Print every line of the material below verbatim, with no changes of any kind.

[Element box records]
:::::

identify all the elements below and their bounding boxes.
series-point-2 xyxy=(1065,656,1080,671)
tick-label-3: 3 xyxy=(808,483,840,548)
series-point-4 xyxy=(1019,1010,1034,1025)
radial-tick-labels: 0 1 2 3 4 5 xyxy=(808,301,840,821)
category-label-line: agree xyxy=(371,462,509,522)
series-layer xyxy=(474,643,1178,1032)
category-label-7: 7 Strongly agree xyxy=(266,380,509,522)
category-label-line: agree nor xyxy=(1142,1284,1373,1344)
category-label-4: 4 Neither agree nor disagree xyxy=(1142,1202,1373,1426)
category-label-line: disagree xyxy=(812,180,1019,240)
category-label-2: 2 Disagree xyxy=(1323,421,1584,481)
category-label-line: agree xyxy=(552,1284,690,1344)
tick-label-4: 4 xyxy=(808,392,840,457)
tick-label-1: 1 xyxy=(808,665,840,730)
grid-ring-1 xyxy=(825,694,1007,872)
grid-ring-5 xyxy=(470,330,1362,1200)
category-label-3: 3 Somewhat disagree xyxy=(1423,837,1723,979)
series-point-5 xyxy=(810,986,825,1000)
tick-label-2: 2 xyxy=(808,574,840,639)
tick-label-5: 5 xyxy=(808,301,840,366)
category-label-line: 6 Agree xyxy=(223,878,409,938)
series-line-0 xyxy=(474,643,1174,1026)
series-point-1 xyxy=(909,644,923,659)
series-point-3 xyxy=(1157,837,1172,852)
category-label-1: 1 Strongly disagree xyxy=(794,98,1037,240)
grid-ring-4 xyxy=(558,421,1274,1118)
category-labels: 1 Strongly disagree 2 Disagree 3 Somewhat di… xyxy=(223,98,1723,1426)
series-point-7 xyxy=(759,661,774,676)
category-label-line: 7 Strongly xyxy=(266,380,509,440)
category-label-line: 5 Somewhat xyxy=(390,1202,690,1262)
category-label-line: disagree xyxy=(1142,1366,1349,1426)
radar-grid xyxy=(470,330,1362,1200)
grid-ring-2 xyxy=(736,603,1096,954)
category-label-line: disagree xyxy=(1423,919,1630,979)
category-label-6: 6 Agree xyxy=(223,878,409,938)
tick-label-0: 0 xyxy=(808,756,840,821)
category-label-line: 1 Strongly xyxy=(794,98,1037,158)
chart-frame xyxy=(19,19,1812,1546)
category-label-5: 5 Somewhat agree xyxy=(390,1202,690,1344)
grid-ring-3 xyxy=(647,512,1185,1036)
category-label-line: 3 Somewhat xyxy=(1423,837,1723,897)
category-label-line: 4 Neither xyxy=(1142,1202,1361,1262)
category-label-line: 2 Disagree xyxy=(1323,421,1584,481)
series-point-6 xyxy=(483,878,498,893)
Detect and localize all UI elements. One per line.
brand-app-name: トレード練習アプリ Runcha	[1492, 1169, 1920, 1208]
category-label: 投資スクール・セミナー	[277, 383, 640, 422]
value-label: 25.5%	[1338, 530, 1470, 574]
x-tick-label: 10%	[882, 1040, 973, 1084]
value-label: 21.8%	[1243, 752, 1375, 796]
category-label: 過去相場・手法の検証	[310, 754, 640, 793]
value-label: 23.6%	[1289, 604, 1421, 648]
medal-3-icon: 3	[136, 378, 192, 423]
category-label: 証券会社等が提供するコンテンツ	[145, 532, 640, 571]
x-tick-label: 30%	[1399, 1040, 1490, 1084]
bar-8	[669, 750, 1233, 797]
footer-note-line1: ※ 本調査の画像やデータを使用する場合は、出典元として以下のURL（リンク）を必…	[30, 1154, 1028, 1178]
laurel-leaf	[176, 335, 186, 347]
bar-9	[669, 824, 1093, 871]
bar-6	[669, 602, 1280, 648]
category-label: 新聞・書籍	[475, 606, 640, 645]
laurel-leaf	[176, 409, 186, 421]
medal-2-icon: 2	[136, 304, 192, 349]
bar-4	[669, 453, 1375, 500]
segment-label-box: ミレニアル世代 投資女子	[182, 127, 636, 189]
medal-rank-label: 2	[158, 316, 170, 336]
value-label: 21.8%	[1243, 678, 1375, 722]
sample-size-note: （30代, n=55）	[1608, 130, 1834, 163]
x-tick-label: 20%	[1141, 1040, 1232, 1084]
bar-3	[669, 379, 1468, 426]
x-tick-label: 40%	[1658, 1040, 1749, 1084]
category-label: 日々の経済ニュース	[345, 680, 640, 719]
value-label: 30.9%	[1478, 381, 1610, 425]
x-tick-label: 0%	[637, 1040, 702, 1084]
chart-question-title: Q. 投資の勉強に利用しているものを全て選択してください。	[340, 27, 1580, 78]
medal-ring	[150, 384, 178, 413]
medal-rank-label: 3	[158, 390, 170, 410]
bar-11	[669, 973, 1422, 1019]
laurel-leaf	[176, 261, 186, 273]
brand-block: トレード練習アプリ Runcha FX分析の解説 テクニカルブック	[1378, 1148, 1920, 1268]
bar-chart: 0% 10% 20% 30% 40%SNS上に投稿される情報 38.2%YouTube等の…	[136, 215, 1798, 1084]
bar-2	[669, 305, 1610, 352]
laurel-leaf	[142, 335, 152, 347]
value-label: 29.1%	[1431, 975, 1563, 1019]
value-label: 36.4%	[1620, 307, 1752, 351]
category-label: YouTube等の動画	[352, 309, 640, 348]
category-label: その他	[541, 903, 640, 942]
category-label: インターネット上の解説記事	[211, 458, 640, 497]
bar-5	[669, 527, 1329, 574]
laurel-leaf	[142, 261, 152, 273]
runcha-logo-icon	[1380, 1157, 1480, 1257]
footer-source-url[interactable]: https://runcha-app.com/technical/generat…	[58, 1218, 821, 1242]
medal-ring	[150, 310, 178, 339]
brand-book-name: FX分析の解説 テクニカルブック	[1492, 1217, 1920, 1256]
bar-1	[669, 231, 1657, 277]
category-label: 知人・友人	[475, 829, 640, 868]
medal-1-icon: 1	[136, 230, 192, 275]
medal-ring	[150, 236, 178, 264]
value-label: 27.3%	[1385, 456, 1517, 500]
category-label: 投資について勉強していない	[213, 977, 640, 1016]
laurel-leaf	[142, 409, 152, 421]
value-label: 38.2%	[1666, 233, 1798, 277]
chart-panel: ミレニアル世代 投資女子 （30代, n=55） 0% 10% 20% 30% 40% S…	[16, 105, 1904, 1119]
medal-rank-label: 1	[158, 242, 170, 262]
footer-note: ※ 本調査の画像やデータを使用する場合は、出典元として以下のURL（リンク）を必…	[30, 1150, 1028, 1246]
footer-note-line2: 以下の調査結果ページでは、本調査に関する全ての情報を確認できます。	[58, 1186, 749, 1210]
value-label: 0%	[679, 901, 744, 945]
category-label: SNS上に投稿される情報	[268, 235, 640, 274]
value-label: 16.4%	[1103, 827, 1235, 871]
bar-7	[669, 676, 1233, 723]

:::::

### Answer for this exercise
identify all the elements below and their bounding boxes.
series-point-2 xyxy=(1065,656,1080,671)
tick-label-3: 3 xyxy=(808,483,840,548)
series-point-4 xyxy=(1019,1010,1034,1025)
radial-tick-labels: 0 1 2 3 4 5 xyxy=(808,301,840,821)
category-label-line: agree xyxy=(371,462,509,522)
series-layer xyxy=(474,643,1178,1032)
category-label-7: 7 Strongly agree xyxy=(266,380,509,522)
category-label-line: agree nor xyxy=(1142,1284,1373,1344)
category-label-4: 4 Neither agree nor disagree xyxy=(1142,1202,1373,1426)
category-label-line: disagree xyxy=(812,180,1019,240)
category-label-2: 2 Disagree xyxy=(1323,421,1584,481)
category-label-line: agree xyxy=(552,1284,690,1344)
tick-label-4: 4 xyxy=(808,392,840,457)
tick-label-1: 1 xyxy=(808,665,840,730)
grid-ring-1 xyxy=(825,694,1007,872)
grid-ring-5 xyxy=(470,330,1362,1200)
category-label-3: 3 Somewhat disagree xyxy=(1423,837,1723,979)
series-point-5 xyxy=(810,986,825,1000)
tick-label-2: 2 xyxy=(808,574,840,639)
tick-label-5: 5 xyxy=(808,301,840,366)
category-label-line: 6 Agree xyxy=(223,878,409,938)
series-line-0 xyxy=(474,643,1174,1026)
series-point-1 xyxy=(909,644,923,659)
series-point-3 xyxy=(1157,837,1172,852)
category-label-1: 1 Strongly disagree xyxy=(794,98,1037,240)
grid-ring-4 xyxy=(558,421,1274,1118)
category-labels: 1 Strongly disagree 2 Disagree 3 Somewhat di… xyxy=(223,98,1723,1426)
series-point-7 xyxy=(759,661,774,676)
category-label-line: 7 Strongly xyxy=(266,380,509,440)
category-label-line: 5 Somewhat xyxy=(390,1202,690,1262)
category-label-line: disagree xyxy=(1142,1366,1349,1426)
radar-grid xyxy=(470,330,1362,1200)
grid-ring-2 xyxy=(736,603,1096,954)
category-label-line: disagree xyxy=(1423,919,1630,979)
category-label-6: 6 Agree xyxy=(223,878,409,938)
tick-label-0: 0 xyxy=(808,756,840,821)
category-label-line: 1 Strongly xyxy=(794,98,1037,158)
chart-frame xyxy=(19,19,1812,1546)
category-label-5: 5 Somewhat agree xyxy=(390,1202,690,1344)
grid-ring-3 xyxy=(647,512,1185,1036)
category-label-line: 3 Somewhat xyxy=(1423,837,1723,897)
category-label-line: 4 Neither xyxy=(1142,1202,1361,1262)
category-label-line: 2 Disagree xyxy=(1323,421,1584,481)
series-point-6 xyxy=(483,878,498,893)
Detect and localize all UI elements. One per line.
brand-app-name: トレード練習アプリ Runcha	[1492, 1169, 1920, 1208]
category-label: 投資スクール・セミナー	[277, 383, 640, 422]
value-label: 25.5%	[1338, 530, 1470, 574]
x-tick-label: 10%	[882, 1040, 973, 1084]
value-label: 21.8%	[1243, 752, 1375, 796]
category-label: 過去相場・手法の検証	[310, 754, 640, 793]
value-label: 23.6%	[1289, 604, 1421, 648]
medal-3-icon: 3	[136, 378, 192, 423]
category-label: 証券会社等が提供するコンテンツ	[145, 532, 640, 571]
x-tick-label: 30%	[1399, 1040, 1490, 1084]
bar-8	[669, 750, 1233, 797]
footer-note-line1: ※ 本調査の画像やデータを使用する場合は、出典元として以下のURL（リンク）を必…	[30, 1154, 1028, 1178]
laurel-leaf	[176, 335, 186, 347]
bar-9	[669, 824, 1093, 871]
bar-6	[669, 602, 1280, 648]
category-label: 新聞・書籍	[475, 606, 640, 645]
laurel-leaf	[176, 409, 186, 421]
medal-2-icon: 2	[136, 304, 192, 349]
bar-4	[669, 453, 1375, 500]
segment-label-box: ミレニアル世代 投資女子	[182, 127, 636, 189]
medal-rank-label: 2	[158, 316, 170, 336]
value-label: 21.8%	[1243, 678, 1375, 722]
sample-size-note: （30代, n=55）	[1608, 130, 1834, 163]
x-tick-label: 20%	[1141, 1040, 1232, 1084]
bar-3	[669, 379, 1468, 426]
x-tick-label: 40%	[1658, 1040, 1749, 1084]
category-label: 日々の経済ニュース	[345, 680, 640, 719]
value-label: 30.9%	[1478, 381, 1610, 425]
x-tick-label: 0%	[637, 1040, 702, 1084]
chart-question-title: Q. 投資の勉強に利用しているものを全て選択してください。	[340, 27, 1580, 78]
medal-ring	[150, 384, 178, 413]
medal-rank-label: 3	[158, 390, 170, 410]
bar-11	[669, 973, 1422, 1019]
laurel-leaf	[176, 261, 186, 273]
brand-block: トレード練習アプリ Runcha FX分析の解説 テクニカルブック	[1378, 1148, 1920, 1268]
bar-chart: 0% 10% 20% 30% 40%SNS上に投稿される情報 38.2%YouTube等の…	[136, 215, 1798, 1084]
bar-2	[669, 305, 1610, 352]
laurel-leaf	[142, 335, 152, 347]
value-label: 29.1%	[1431, 975, 1563, 1019]
value-label: 36.4%	[1620, 307, 1752, 351]
category-label: YouTube等の動画	[352, 309, 640, 348]
category-label: その他	[541, 903, 640, 942]
category-label: インターネット上の解説記事	[211, 458, 640, 497]
bar-5	[669, 527, 1329, 574]
laurel-leaf	[142, 261, 152, 273]
runcha-logo-icon	[1380, 1157, 1480, 1257]
footer-source-url[interactable]: https://runcha-app.com/technical/generat…	[58, 1218, 821, 1242]
medal-ring	[150, 310, 178, 339]
brand-book-name: FX分析の解説 テクニカルブック	[1492, 1217, 1920, 1256]
bar-1	[669, 231, 1657, 277]
category-label: 知人・友人	[475, 829, 640, 868]
medal-1-icon: 1	[136, 230, 192, 275]
medal-ring	[150, 236, 178, 264]
value-label: 27.3%	[1385, 456, 1517, 500]
category-label: 投資について勉強していない	[213, 977, 640, 1016]
laurel-leaf	[142, 409, 152, 421]
value-label: 38.2%	[1666, 233, 1798, 277]
chart-panel: ミレニアル世代 投資女子 （30代, n=55） 0% 10% 20% 30% 40% S…	[16, 105, 1904, 1119]
medal-rank-label: 1	[158, 242, 170, 262]
footer-note: ※ 本調査の画像やデータを使用する場合は、出典元として以下のURL（リンク）を必…	[30, 1150, 1028, 1246]
footer-note-line2: 以下の調査結果ページでは、本調査に関する全ての情報を確認できます。	[58, 1186, 749, 1210]
value-label: 0%	[679, 901, 744, 945]
category-label: SNS上に投稿される情報	[268, 235, 640, 274]
value-label: 16.4%	[1103, 827, 1235, 871]
bar-7	[669, 676, 1233, 723]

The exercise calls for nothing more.